Prompt ▸ Which lines include the word "регулированием"? Copy each of them.

-------- Dataset excerpts --------

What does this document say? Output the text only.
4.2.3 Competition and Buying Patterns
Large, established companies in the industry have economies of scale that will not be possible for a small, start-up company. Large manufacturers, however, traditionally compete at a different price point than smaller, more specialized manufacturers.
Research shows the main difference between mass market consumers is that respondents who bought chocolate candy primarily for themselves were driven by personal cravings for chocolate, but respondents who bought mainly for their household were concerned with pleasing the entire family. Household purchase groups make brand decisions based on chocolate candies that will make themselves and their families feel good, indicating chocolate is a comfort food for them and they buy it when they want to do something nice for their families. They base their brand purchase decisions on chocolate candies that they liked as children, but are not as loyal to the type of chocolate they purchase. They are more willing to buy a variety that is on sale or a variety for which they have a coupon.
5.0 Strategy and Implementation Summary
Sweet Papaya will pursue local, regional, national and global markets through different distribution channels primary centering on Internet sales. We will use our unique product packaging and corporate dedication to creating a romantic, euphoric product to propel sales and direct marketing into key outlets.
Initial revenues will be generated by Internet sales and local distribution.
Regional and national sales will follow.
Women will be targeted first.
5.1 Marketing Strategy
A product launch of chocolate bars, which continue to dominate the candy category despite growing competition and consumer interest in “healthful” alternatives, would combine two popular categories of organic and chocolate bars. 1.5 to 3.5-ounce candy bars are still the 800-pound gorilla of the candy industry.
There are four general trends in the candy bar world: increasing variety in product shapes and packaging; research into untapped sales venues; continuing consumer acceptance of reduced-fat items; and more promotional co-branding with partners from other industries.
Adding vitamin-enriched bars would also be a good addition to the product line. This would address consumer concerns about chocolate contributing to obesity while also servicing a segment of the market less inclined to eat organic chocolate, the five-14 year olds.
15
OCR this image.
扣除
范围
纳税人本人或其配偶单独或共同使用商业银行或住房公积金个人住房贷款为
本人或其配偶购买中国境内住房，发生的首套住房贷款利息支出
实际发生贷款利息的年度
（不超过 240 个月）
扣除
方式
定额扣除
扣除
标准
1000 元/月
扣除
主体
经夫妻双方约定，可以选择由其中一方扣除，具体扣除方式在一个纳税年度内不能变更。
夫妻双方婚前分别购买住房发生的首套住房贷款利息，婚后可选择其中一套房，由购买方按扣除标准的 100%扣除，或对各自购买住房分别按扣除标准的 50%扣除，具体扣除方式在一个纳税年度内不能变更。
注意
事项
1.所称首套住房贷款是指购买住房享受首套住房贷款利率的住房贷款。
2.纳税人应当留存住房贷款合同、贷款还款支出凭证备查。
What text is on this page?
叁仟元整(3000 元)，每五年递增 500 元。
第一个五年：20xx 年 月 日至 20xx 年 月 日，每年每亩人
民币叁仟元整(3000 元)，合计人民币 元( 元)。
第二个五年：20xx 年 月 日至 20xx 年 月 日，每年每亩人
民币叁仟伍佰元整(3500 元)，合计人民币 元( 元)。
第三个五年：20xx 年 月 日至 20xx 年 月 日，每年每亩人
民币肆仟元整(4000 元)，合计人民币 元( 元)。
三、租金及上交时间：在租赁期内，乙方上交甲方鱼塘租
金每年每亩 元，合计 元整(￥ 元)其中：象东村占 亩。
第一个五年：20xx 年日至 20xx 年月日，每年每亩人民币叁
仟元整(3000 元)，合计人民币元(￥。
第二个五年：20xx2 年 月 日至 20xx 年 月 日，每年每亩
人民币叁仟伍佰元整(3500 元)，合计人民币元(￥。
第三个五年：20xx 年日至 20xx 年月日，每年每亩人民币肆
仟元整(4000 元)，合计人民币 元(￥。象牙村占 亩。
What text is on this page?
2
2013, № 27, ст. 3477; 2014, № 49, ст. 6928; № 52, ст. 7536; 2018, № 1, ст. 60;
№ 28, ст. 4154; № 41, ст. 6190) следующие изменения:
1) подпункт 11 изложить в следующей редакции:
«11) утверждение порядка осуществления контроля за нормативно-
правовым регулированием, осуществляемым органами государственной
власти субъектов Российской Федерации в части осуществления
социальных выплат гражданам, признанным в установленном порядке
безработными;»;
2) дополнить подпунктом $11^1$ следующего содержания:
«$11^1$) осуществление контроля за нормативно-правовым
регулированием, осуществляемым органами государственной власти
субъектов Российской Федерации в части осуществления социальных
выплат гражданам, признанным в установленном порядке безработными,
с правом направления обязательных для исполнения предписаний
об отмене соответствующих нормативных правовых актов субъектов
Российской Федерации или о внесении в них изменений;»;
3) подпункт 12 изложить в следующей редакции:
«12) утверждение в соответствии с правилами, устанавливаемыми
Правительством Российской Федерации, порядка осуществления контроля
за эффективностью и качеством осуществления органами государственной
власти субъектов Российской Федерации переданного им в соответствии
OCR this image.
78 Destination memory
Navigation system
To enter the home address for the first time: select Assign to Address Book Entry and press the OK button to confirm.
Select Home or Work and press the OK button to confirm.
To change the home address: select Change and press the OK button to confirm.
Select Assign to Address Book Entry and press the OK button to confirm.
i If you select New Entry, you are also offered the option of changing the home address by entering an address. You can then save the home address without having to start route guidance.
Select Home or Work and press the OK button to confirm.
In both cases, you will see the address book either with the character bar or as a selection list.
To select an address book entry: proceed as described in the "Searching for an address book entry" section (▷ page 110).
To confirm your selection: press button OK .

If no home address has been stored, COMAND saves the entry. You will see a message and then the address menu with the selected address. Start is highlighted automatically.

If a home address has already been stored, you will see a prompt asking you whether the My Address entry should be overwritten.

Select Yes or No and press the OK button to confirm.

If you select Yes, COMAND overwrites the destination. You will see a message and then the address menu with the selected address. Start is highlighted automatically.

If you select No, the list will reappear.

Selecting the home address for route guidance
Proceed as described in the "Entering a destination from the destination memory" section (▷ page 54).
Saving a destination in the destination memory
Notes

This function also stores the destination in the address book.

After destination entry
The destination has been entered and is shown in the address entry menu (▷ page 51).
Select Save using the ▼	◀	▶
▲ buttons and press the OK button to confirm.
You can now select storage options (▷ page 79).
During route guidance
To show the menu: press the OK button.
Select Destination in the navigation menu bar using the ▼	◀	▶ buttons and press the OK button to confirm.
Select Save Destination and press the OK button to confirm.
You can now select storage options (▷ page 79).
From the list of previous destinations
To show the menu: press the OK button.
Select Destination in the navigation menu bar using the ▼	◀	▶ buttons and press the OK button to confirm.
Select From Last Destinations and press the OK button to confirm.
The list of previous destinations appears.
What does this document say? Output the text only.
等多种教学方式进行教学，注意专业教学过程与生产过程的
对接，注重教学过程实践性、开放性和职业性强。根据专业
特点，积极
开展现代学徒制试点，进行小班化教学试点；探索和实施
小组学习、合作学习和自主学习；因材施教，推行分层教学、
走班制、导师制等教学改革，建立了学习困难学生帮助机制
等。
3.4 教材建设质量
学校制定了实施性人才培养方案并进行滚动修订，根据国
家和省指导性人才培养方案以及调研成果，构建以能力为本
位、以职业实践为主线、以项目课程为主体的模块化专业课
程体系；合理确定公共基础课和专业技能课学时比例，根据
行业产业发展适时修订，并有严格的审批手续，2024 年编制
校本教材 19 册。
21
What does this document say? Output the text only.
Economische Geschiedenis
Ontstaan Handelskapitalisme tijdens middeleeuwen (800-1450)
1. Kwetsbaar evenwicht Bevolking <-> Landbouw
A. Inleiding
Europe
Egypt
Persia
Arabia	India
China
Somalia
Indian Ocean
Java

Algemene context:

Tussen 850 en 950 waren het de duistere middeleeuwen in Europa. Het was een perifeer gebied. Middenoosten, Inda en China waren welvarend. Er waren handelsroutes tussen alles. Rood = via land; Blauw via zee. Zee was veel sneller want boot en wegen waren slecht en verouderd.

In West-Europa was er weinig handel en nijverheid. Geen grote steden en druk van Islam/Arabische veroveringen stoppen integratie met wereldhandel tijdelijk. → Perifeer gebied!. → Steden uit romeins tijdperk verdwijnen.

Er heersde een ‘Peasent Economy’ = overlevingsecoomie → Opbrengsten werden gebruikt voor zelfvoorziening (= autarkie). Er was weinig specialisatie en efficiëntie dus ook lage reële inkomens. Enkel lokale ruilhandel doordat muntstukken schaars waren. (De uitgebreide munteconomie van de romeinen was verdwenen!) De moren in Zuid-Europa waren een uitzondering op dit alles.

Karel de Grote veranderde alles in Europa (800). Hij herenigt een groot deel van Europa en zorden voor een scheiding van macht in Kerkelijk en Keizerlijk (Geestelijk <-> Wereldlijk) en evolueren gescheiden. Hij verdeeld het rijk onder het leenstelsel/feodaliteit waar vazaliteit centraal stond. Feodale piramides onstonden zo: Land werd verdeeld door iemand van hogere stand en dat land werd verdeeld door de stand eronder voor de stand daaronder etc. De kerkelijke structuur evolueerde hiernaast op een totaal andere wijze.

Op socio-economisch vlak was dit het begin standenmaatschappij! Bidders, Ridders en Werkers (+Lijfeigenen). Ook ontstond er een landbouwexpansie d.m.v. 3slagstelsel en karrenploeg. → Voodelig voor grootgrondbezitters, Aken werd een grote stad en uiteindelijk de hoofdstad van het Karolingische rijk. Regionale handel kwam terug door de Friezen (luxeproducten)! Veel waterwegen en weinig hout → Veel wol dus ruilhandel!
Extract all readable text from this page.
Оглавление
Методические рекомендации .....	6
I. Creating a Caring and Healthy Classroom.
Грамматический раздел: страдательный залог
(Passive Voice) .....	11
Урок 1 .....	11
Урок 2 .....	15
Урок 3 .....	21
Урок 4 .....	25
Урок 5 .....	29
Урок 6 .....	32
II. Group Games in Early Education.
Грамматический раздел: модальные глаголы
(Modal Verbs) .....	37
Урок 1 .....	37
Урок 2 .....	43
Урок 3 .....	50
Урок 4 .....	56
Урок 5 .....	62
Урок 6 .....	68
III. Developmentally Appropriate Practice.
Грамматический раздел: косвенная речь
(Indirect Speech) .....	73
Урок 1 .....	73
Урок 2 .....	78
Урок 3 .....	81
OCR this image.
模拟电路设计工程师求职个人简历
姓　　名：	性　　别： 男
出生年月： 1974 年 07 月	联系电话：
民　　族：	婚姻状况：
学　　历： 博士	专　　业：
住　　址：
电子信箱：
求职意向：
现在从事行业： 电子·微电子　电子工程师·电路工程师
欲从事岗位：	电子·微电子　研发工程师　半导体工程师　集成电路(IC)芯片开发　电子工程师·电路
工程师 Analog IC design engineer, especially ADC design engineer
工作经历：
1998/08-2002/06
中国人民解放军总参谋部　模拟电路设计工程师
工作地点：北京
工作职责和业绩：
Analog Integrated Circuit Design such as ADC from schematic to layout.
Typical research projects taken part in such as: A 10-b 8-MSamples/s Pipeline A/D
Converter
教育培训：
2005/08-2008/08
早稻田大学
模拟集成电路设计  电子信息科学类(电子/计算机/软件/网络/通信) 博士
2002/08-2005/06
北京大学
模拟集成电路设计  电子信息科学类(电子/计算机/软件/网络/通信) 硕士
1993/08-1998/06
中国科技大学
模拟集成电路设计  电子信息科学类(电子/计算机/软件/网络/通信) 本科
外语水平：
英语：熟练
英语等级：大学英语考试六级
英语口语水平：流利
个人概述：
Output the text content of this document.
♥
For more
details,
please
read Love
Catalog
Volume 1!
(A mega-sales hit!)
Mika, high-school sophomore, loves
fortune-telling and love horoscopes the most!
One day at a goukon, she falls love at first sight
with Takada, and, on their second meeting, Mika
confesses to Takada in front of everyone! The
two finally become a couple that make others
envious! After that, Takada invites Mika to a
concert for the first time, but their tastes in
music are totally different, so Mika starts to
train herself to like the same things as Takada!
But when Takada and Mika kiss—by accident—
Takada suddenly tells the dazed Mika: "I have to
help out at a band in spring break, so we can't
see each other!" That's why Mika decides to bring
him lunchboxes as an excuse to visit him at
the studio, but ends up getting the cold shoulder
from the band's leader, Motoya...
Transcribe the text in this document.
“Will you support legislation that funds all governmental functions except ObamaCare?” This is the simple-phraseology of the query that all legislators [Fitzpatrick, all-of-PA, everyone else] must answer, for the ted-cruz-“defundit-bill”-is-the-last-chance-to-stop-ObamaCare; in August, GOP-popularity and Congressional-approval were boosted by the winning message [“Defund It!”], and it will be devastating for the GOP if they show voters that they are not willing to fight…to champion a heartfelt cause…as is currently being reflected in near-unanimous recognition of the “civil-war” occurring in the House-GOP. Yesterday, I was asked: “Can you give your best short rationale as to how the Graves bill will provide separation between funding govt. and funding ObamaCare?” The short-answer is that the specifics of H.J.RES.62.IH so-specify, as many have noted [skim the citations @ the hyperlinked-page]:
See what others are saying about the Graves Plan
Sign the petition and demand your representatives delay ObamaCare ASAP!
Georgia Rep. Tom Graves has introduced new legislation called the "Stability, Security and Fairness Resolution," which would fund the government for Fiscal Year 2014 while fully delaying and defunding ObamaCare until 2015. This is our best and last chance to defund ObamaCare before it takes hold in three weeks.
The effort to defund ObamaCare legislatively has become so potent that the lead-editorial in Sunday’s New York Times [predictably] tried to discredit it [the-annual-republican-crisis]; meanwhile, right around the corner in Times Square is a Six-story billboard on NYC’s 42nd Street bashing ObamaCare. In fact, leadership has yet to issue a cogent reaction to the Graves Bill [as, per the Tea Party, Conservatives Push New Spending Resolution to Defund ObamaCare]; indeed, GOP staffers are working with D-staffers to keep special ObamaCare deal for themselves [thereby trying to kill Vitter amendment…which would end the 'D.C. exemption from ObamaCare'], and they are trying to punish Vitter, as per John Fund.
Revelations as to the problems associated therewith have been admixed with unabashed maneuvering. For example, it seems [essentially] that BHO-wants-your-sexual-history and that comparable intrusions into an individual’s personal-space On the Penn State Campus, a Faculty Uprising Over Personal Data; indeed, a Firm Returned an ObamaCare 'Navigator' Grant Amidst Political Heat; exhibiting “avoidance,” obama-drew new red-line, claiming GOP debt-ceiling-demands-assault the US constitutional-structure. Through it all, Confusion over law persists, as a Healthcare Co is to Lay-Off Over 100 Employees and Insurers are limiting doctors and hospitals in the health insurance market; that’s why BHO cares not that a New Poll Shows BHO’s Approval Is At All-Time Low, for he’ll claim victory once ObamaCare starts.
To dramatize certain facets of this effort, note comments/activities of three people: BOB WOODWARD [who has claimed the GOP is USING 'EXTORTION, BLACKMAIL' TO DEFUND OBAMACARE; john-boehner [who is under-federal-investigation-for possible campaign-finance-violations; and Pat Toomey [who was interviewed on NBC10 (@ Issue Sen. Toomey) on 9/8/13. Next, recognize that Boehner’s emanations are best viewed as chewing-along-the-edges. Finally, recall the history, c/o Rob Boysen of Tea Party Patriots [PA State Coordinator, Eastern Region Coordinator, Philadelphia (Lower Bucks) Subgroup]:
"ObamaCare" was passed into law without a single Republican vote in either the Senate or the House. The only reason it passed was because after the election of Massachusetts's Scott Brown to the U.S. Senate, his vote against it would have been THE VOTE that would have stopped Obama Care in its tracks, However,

--------

Task output ▸
правовым регулированием, осуществляемым органами государственной
регулированием, осуществляемым органами государственной власти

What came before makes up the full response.